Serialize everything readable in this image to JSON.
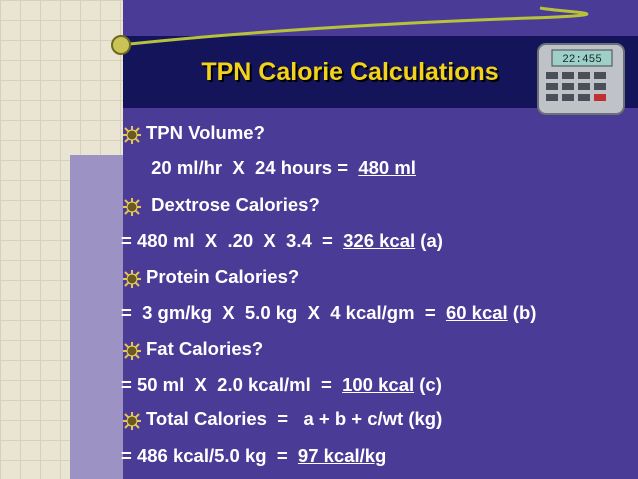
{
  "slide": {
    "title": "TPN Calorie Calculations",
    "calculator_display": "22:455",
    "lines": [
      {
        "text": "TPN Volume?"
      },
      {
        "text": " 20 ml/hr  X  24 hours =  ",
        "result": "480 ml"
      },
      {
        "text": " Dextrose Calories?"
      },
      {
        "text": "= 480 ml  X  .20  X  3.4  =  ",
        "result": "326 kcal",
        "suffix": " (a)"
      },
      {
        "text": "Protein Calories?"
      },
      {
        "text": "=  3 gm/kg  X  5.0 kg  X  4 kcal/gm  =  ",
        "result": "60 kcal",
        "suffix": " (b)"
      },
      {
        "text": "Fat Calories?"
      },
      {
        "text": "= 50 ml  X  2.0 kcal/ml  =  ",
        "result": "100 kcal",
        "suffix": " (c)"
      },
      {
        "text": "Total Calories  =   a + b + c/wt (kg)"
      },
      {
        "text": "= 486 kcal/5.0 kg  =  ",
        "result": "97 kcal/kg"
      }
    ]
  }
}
==
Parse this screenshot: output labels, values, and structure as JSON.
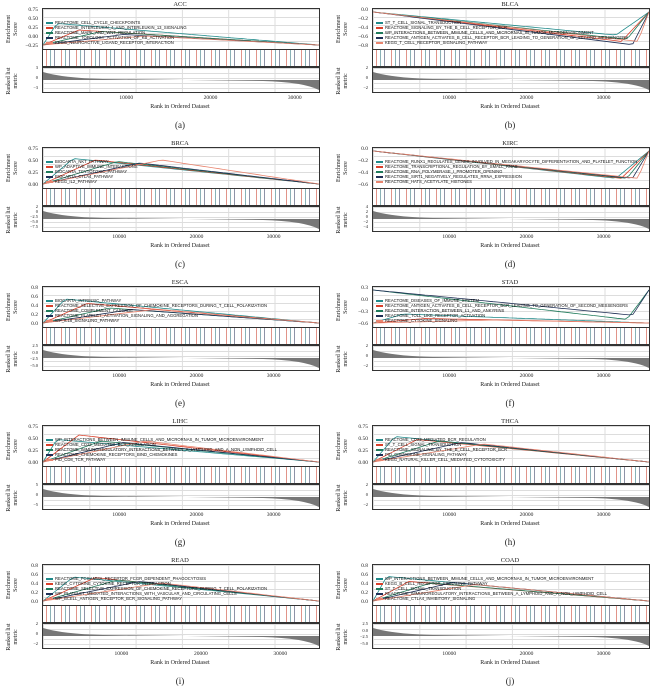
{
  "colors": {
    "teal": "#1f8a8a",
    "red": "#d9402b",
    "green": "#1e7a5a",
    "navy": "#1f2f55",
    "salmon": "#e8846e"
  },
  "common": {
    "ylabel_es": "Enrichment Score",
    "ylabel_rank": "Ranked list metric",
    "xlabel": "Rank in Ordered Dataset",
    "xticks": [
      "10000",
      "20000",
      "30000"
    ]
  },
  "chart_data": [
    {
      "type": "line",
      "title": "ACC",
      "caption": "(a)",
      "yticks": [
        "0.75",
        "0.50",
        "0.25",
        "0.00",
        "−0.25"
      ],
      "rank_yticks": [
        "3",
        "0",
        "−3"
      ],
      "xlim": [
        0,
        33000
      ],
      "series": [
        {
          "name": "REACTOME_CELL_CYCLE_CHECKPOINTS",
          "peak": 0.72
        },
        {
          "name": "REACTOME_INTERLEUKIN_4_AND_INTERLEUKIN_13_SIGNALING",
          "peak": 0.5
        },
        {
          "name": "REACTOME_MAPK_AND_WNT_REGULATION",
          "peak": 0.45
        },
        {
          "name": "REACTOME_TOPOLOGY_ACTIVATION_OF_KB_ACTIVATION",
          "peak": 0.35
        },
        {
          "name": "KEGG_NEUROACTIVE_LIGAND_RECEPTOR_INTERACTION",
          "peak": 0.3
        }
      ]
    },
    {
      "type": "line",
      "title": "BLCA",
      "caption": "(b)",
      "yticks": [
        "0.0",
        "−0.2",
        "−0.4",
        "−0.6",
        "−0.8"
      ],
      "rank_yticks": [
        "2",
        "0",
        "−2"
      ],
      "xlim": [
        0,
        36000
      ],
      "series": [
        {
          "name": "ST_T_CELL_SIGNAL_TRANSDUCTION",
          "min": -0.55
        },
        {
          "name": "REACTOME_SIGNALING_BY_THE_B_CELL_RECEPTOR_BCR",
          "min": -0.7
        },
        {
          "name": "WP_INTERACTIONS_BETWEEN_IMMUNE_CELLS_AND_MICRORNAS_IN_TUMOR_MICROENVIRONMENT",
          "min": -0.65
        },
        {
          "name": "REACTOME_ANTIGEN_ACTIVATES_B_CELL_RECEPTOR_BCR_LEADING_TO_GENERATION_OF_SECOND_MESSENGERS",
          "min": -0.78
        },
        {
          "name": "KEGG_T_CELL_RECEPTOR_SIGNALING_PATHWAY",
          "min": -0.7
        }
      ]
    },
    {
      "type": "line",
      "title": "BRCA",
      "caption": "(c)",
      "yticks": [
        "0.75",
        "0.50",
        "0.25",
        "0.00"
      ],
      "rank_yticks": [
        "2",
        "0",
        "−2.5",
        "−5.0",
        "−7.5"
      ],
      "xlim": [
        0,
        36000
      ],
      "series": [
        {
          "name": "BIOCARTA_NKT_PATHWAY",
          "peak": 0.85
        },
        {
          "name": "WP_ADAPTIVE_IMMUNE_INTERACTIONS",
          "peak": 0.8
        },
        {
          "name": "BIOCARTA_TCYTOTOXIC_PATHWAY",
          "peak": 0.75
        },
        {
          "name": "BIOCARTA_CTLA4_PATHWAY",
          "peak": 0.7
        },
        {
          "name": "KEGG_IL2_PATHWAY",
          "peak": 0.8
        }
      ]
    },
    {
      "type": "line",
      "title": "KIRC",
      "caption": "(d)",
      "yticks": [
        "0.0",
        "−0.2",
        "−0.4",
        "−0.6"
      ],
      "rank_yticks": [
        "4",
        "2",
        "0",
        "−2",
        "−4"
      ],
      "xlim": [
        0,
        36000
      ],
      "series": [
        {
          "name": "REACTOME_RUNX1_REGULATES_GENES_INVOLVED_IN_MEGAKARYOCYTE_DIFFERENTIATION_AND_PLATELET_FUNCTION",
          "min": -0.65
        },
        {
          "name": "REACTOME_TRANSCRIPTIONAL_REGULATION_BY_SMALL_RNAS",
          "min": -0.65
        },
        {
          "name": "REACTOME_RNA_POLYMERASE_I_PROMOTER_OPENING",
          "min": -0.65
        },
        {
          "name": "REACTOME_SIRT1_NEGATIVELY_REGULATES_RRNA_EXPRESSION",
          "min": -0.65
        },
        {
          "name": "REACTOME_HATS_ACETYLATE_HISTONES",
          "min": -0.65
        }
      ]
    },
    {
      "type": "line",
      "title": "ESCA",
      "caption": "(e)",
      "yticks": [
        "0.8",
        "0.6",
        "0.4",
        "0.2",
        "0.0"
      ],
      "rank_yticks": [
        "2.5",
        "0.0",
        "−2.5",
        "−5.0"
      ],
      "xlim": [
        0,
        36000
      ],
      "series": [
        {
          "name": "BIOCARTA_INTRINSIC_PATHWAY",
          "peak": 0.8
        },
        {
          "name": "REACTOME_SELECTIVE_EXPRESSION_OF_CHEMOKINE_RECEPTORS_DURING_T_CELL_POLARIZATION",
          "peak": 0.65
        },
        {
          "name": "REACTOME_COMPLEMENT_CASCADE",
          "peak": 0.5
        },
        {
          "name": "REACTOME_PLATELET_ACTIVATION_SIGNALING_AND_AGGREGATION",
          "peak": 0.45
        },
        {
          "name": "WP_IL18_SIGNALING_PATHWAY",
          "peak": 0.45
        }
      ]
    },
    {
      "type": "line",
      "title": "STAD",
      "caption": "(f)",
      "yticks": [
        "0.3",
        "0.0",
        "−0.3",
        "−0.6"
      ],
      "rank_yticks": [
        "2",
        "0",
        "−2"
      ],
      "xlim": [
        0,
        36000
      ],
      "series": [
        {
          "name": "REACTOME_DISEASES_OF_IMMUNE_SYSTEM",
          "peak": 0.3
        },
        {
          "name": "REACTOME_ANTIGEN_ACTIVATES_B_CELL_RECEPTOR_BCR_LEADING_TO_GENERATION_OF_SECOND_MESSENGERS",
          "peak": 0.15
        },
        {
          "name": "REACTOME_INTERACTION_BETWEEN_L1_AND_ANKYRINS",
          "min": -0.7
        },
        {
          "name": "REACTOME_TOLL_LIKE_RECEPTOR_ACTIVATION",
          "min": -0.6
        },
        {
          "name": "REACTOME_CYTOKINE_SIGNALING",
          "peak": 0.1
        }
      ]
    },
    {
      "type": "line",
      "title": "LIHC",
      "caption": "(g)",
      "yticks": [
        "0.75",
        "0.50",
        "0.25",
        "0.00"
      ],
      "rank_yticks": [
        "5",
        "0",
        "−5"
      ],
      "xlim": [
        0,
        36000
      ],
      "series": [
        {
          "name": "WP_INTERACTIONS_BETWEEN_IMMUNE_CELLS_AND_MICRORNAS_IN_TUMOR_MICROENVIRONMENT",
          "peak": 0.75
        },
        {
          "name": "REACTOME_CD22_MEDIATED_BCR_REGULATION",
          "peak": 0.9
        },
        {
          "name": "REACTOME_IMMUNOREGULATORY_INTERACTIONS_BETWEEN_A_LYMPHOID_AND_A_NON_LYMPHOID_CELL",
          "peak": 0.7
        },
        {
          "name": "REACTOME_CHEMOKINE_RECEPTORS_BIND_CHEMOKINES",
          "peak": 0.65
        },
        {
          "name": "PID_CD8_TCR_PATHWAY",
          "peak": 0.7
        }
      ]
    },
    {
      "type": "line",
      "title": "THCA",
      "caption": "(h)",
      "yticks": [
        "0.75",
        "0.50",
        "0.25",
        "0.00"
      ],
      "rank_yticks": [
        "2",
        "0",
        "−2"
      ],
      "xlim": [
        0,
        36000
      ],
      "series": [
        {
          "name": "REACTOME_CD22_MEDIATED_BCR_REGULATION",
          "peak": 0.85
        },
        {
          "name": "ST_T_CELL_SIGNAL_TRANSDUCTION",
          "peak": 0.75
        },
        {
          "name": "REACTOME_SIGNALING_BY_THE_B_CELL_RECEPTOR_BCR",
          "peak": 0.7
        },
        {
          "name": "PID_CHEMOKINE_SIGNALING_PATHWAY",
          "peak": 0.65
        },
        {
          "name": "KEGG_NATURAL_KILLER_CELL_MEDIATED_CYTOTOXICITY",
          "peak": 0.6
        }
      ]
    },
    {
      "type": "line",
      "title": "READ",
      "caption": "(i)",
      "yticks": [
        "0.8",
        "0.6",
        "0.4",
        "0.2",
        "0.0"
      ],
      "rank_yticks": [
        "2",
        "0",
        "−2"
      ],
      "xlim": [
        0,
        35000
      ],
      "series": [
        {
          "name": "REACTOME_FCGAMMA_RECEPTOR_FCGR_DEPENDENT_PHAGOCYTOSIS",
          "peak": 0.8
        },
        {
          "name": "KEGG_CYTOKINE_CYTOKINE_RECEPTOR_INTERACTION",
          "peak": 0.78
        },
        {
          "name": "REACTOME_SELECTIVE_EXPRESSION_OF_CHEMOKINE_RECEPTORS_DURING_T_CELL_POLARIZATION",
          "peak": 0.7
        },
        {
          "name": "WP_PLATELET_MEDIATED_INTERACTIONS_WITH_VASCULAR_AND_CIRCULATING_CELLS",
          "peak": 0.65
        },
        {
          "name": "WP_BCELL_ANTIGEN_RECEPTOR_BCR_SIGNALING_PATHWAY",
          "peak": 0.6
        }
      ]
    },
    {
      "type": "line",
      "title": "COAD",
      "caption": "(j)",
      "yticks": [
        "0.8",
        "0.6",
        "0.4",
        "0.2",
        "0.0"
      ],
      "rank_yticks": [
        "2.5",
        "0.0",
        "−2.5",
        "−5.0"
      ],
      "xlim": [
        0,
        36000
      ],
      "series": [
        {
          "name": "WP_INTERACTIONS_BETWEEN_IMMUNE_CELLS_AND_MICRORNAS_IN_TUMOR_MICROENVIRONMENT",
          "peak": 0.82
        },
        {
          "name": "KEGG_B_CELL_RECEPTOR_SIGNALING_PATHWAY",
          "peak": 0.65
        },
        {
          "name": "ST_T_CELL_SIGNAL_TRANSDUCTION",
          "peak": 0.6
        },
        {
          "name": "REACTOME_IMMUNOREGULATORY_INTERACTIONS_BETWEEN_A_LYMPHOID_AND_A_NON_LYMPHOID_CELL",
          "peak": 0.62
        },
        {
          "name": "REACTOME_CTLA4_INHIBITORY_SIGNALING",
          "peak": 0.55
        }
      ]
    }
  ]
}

### Assignment
All lines that hold the word "text" should be copied from the data.

### Problem solution
        "text": "TPN Volume?"
        "text": " 20 ml/hr  X  24 hours =  ",
        "text": " Dextrose Calories?"
        "text": "= 480 ml  X  .20  X  3.4  =  ",
        "text": "Protein Calories?"
        "text": "=  3 gm/kg  X  5.0 kg  X  4 kcal/gm  =  ",
        "text": "Fat Calories?"
        "text": "= 50 ml  X  2.0 kcal/ml  =  ",
        "text": "Total Calories  =   a + b + c/wt (kg)"
        "text": "= 486 kcal/5.0 kg  =  ",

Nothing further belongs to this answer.